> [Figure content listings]
___

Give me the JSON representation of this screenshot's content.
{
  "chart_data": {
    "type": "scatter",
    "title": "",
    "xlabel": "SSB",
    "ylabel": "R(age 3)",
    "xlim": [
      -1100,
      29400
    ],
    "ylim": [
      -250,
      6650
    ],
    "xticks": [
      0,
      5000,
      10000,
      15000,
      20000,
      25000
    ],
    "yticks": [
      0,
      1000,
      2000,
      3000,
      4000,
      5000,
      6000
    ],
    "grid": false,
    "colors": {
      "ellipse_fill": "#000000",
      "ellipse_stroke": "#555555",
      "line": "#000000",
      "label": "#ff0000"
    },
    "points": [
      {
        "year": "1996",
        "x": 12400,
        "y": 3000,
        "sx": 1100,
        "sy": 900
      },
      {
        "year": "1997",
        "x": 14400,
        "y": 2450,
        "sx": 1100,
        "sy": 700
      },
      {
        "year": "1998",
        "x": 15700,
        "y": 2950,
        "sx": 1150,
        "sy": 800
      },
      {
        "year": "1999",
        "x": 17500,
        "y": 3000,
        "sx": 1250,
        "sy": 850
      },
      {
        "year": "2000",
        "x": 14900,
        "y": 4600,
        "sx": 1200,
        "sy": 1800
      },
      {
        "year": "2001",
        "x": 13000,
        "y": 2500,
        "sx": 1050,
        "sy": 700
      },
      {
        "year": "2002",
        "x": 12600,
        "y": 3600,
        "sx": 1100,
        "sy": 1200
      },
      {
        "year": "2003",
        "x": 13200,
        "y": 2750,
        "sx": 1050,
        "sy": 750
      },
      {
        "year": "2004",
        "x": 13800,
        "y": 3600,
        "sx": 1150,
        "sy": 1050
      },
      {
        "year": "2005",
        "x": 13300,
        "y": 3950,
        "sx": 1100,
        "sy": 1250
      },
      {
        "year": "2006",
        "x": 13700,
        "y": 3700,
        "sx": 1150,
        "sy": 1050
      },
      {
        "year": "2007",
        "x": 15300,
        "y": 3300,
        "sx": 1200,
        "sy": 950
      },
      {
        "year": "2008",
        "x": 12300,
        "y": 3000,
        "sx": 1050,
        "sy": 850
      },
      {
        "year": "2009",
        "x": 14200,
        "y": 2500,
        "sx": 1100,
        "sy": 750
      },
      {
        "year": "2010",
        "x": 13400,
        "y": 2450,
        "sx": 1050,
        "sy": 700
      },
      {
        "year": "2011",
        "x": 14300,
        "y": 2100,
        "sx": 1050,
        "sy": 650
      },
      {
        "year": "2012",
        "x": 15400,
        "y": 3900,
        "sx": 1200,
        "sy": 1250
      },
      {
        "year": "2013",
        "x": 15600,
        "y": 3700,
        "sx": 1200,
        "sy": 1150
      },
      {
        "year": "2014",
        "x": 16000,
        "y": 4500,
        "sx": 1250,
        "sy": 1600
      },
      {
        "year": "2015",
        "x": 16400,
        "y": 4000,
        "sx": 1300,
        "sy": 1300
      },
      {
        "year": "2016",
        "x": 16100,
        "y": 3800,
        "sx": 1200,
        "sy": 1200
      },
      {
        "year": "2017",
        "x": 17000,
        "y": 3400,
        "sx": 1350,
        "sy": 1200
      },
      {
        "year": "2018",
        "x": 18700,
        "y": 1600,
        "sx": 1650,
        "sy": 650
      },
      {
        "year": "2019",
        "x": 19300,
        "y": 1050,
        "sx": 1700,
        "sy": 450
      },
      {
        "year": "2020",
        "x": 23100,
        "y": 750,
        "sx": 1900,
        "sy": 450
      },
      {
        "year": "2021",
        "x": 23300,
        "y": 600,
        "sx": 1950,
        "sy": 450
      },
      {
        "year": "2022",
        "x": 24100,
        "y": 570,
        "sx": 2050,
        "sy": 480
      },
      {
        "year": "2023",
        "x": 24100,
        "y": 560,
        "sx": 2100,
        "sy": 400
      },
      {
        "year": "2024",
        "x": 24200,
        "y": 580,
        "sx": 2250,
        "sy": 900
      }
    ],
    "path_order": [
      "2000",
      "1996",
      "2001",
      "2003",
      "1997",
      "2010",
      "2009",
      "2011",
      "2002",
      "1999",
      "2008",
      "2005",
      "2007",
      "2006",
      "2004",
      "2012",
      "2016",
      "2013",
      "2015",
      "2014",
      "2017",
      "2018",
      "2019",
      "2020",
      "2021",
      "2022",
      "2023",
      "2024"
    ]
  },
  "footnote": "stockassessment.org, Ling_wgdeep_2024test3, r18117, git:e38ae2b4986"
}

___

Print the material verbatim, all of it.

> [Answer to this task]
Give me the JSON representation of this screenshot's content.
{
  "chart_data": {
    "type": "scatter",
    "title": "",
    "xlabel": "SSB",
    "ylabel": "R(age 3)",
    "xlim": [
      -1100,
      29400
    ],
    "ylim": [
      -250,
      6650
    ],
    "xticks": [
      0,
      5000,
      10000,
      15000,
      20000,
      25000
    ],
    "yticks": [
      0,
      1000,
      2000,
      3000,
      4000,
      5000,
      6000
    ],
    "grid": false,
    "colors": {
      "ellipse_fill": "#000000",
      "ellipse_stroke": "#555555",
      "line": "#000000",
      "label": "#ff0000"
    },
    "points": [
      {
        "year": "1996",
        "x": 12400,
        "y": 3000,
        "sx": 1100,
        "sy": 900
      },
      {
        "year": "1997",
        "x": 14400,
        "y": 2450,
        "sx": 1100,
        "sy": 700
      },
      {
        "year": "1998",
        "x": 15700,
        "y": 2950,
        "sx": 1150,
        "sy": 800
      },
      {
        "year": "1999",
        "x": 17500,
        "y": 3000,
        "sx": 1250,
        "sy": 850
      },
      {
        "year": "2000",
        "x": 14900,
        "y": 4600,
        "sx": 1200,
        "sy": 1800
      },
      {
        "year": "2001",
        "x": 13000,
        "y": 2500,
        "sx": 1050,
        "sy": 700
      },
      {
        "year": "2002",
        "x": 12600,
        "y": 3600,
        "sx": 1100,
        "sy": 1200
      },
      {
        "year": "2003",
        "x": 13200,
        "y": 2750,
        "sx": 1050,
        "sy": 750
      },
      {
        "year": "2004",
        "x": 13800,
        "y": 3600,
        "sx": 1150,
        "sy": 1050
      },
      {
        "year": "2005",
        "x": 13300,
        "y": 3950,
        "sx": 1100,
        "sy": 1250
      },
      {
        "year": "2006",
        "x": 13700,
        "y": 3700,
        "sx": 1150,
        "sy": 1050
      },
      {
        "year": "2007",
        "x": 15300,
        "y": 3300,
        "sx": 1200,
        "sy": 950
      },
      {
        "year": "2008",
        "x": 12300,
        "y": 3000,
        "sx": 1050,
        "sy": 850
      },
      {
        "year": "2009",
        "x": 14200,
        "y": 2500,
        "sx": 1100,
        "sy": 750
      },
      {
        "year": "2010",
        "x": 13400,
        "y": 2450,
        "sx": 1050,
        "sy": 700
      },
      {
        "year": "2011",
        "x": 14300,
        "y": 2100,
        "sx": 1050,
        "sy": 650
      },
      {
        "year": "2012",
        "x": 15400,
        "y": 3900,
        "sx": 1200,
        "sy": 1250
      },
      {
        "year": "2013",
        "x": 15600,
        "y": 3700,
        "sx": 1200,
        "sy": 1150
      },
      {
        "year": "2014",
        "x": 16000,
        "y": 4500,
        "sx": 1250,
        "sy": 1600
      },
      {
        "year": "2015",
        "x": 16400,
        "y": 4000,
        "sx": 1300,
        "sy": 1300
      },
      {
        "year": "2016",
        "x": 16100,
        "y": 3800,
        "sx": 1200,
        "sy": 1200
      },
      {
        "year": "2017",
        "x": 17000,
        "y": 3400,
        "sx": 1350,
        "sy": 1200
      },
      {
        "year": "2018",
        "x": 18700,
        "y": 1600,
        "sx": 1650,
        "sy": 650
      },
      {
        "year": "2019",
        "x": 19300,
        "y": 1050,
        "sx": 1700,
        "sy": 450
      },
      {
        "year": "2020",
        "x": 23100,
        "y": 750,
        "sx": 1900,
        "sy": 450
      },
      {
        "year": "2021",
        "x": 23300,
        "y": 600,
        "sx": 1950,
        "sy": 450
      },
      {
        "year": "2022",
        "x": 24100,
        "y": 570,
        "sx": 2050,
        "sy": 480
      },
      {
        "year": "2023",
        "x": 24100,
        "y": 560,
        "sx": 2100,
        "sy": 400
      },
      {
        "year": "2024",
        "x": 24200,
        "y": 580,
        "sx": 2250,
        "sy": 900
      }
    ],
    "path_order": [
      "2000",
      "1996",
      "2001",
      "2003",
      "1997",
      "2010",
      "2009",
      "2011",
      "2002",
      "1999",
      "2008",
      "2005",
      "2007",
      "2006",
      "2004",
      "2012",
      "2016",
      "2013",
      "2015",
      "2014",
      "2017",
      "2018",
      "2019",
      "2020",
      "2021",
      "2022",
      "2023",
      "2024"
    ]
  },
  "footnote": "stockassessment.org, Ling_wgdeep_2024test3, r18117, git:e38ae2b4986"
}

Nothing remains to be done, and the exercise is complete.